▶ _Short exercise_:
Leaving the pictures aside, transcribe every line below exactly.

(Dataset entries)
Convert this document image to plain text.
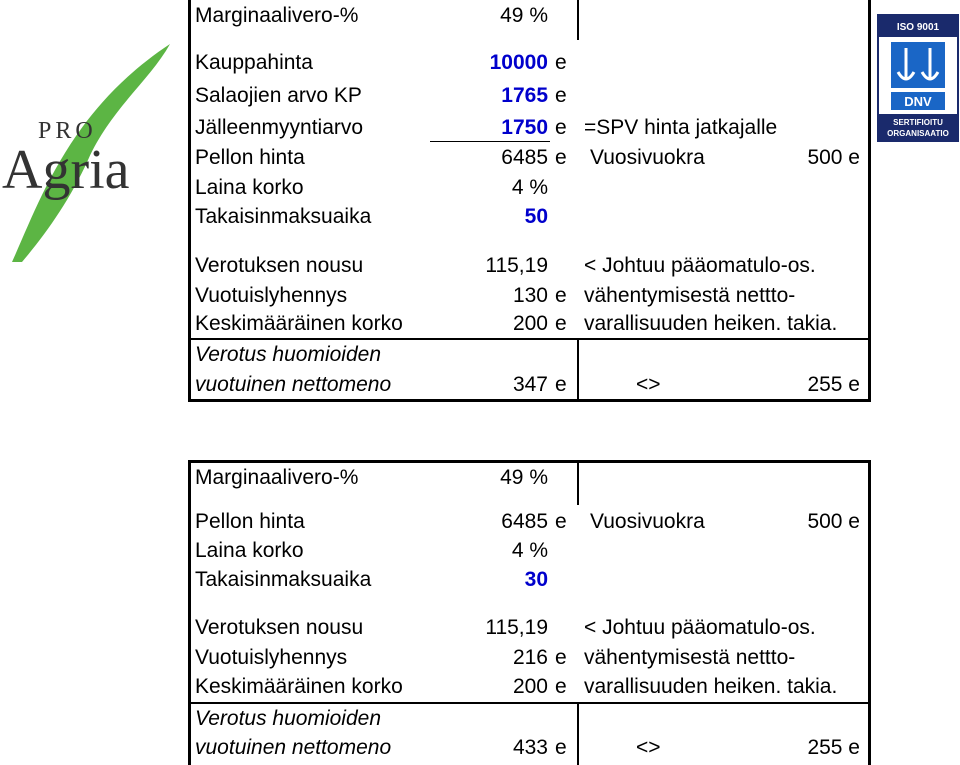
PRO
Agria
ISO 9001
DNV
SERTIFIOITU
ORGANISAATIO
Marginaalivero-%	49 %
Kauppahinta	10000 e
Salaojien arvo KP	1765 e
Jälleenmyyntiarvo	1750 e =SPV hinta jatkajalle
Pellon hinta	6485 e Vuosivuokra	500 e
Laina korko	4 %
Takaisinmaksuaika	50
Verotuksen nousu	115,19 < Johtuu pääomatulo-os.
Vuotuislyhennys	130 e vähentymisestä nettto-
Keskimääräinen korko	200 e varallisuuden heiken. takia.
Verotus huomioiden
vuotuinen nettomeno	347 e	<>	255 e
Marginaalivero-%	49 %
Pellon hinta	6485 e Vuosivuokra	500 e
Laina korko	4 %
Takaisinmaksuaika	30
Verotuksen nousu	115,19 < Johtuu pääomatulo-os.
Vuotuislyhennys	216 e vähentymisestä nettto-
Keskimääräinen korko	200 e varallisuuden heiken. takia.
Verotus huomioiden
vuotuinen nettomeno	433 e	<>	255 e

▶ _Exercise answer_:
Convert this document image to plain text.
PRO
Agria
ISO 9001
DNV
SERTIFIOITU
ORGANISAATIO
Marginaalivero-%	49 %
Kauppahinta	10000 e
Salaojien arvo KP	1765 e
Jälleenmyyntiarvo	1750 e =SPV hinta jatkajalle
Pellon hinta	6485 e Vuosivuokra	500 e
Laina korko	4 %
Takaisinmaksuaika	50
Verotuksen nousu	115,19 < Johtuu pääomatulo-os.
Vuotuislyhennys	130 e vähentymisestä nettto-
Keskimääräinen korko	200 e varallisuuden heiken. takia.
Verotus huomioiden
vuotuinen nettomeno	347 e	<>	255 e
Marginaalivero-%	49 %
Pellon hinta	6485 e Vuosivuokra	500 e
Laina korko	4 %
Takaisinmaksuaika	30
Verotuksen nousu	115,19 < Johtuu pääomatulo-os.
Vuotuislyhennys	216 e vähentymisestä nettto-
Keskimääräinen korko	200 e varallisuuden heiken. takia.
Verotus huomioiden
vuotuinen nettomeno	433 e	<>	255 e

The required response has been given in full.